## Text block

Tbilisi, Georgia – “It is often said that you can’t manage what you don’t measure. The same principle can apply for a country’s natural capital,” said Pavan Sukhdev, Chair, TEEB Advisory Board and UNEP Goodwill Ambassador, at the launch of the Economics of Ecosystems and Biodiversity (TEEB) Scoping Study for Georgia taking place in Tbilisi.

Georgia is one of the pilot countries that has volunteered to assess its natural capital with the ultimate objective of valuing it, including non-monetary values, and the services provided by the country’s ecosystems. “Bringing the wealth of the natural world to the attention of decision-makers will pave the way to better informed choices and policies for all Georgians,” added Sukhdev.

## Collected data
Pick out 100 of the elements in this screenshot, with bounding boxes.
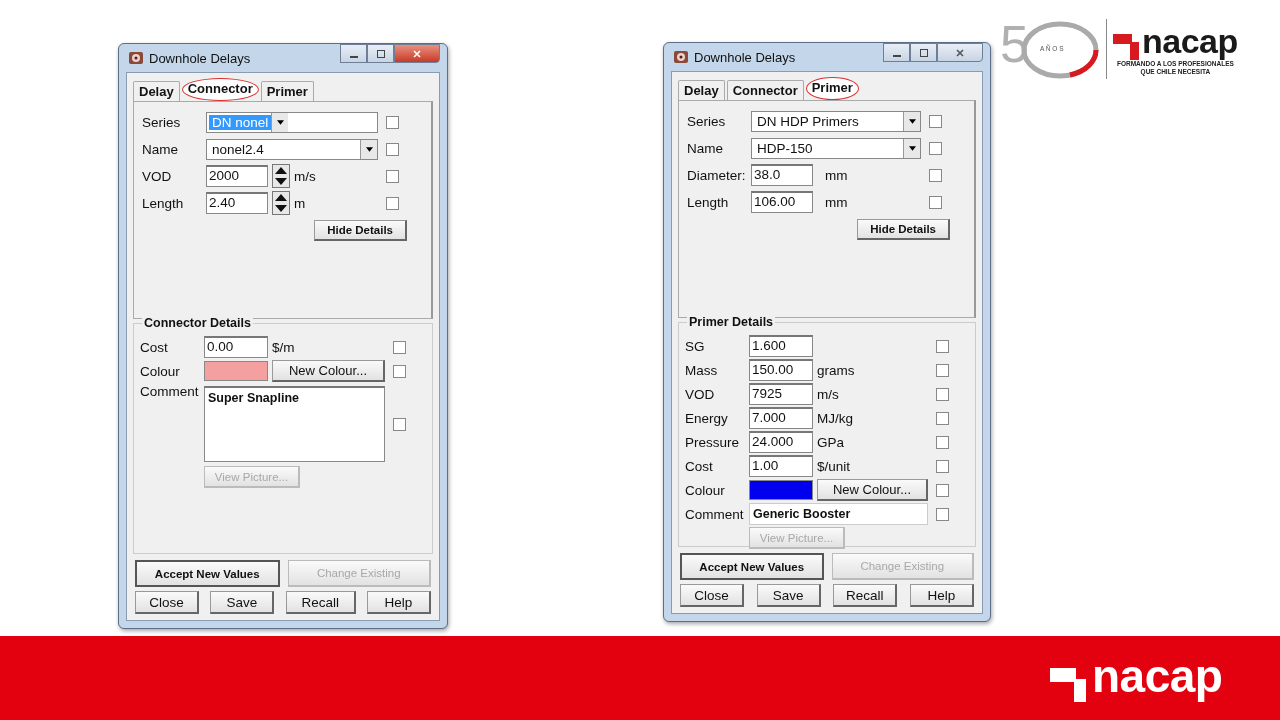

## What is being asked
Answer these questions from the text on Georgia's TEEB scoping study:
(a) Which two roles does Pavan Sukhdev hold?
(b) In which city was the scoping study launched?
(c) According to Sukhdev, what will bringing the wealth of the natural world to decision-makers' attention pave the way to?
The data was drawn from a different source than the text.

## Result below
(a) Chair of the TEEB Advisory Board and UNEP Goodwill Ambassador
(b) Tbilisi
(c) Better informed choices and policies for all Georgians